Problem statement ▸ Reproduce only the lines from the line containing "Extract the structured" to the end of the entries below, including both of those lines.

Information provided ▸
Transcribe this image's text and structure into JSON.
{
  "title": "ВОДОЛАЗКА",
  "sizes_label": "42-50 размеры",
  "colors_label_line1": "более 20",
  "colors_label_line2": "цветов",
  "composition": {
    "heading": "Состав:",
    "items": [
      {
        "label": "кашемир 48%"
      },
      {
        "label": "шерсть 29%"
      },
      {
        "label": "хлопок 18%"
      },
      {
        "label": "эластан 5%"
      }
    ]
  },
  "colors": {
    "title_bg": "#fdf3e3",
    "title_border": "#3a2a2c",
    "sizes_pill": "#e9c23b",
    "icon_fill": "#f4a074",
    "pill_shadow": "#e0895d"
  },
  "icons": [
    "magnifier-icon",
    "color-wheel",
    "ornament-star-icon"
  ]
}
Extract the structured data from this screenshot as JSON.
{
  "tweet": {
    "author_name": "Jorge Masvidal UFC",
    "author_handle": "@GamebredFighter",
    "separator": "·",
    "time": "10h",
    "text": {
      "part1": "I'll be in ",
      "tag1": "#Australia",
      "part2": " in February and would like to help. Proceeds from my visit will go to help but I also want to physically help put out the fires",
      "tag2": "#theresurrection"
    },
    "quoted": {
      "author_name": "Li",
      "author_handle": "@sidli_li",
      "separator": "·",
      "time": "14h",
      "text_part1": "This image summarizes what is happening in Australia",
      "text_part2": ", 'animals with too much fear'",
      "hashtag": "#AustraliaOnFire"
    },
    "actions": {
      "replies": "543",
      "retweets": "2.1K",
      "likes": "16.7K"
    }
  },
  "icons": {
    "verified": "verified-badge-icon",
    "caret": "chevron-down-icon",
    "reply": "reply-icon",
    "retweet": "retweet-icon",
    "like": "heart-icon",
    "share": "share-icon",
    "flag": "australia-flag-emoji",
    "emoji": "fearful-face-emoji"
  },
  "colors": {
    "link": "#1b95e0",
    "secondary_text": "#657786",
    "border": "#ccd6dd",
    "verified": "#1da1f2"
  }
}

Exercise answer ▸
Extract the structured data from this screenshot as JSON.
{
  "tweet": {
    "author_name": "Jorge Masvidal UFC",
    "author_handle": "@GamebredFighter",
    "separator": "·",
    "time": "10h",
    "text": {
      "part1": "I'll be in ",
      "tag1": "#Australia",
      "part2": " in February and would like to help. Proceeds from my visit will go to help but I also want to physically help put out the fires",
      "tag2": "#theresurrection"
    },
    "quoted": {
      "author_name": "Li",
      "author_handle": "@sidli_li",
      "separator": "·",
      "time": "14h",
      "text_part1": "This image summarizes what is happening in Australia",
      "text_part2": ", 'animals with too much fear'",
      "hashtag": "#AustraliaOnFire"
    },
    "actions": {
      "replies": "543",
      "retweets": "2.1K",
      "likes": "16.7K"
    }
  },
  "icons": {
    "verified": "verified-badge-icon",
    "caret": "chevron-down-icon",
    "reply": "reply-icon",
    "retweet": "retweet-icon",
    "like": "heart-icon",
    "share": "share-icon",
    "flag": "australia-flag-emoji",
    "emoji": "fearful-face-emoji"
  },
  "colors": {
    "link": "#1b95e0",
    "secondary_text": "#657786",
    "border": "#ccd6dd",
    "verified": "#1da1f2"
  }
}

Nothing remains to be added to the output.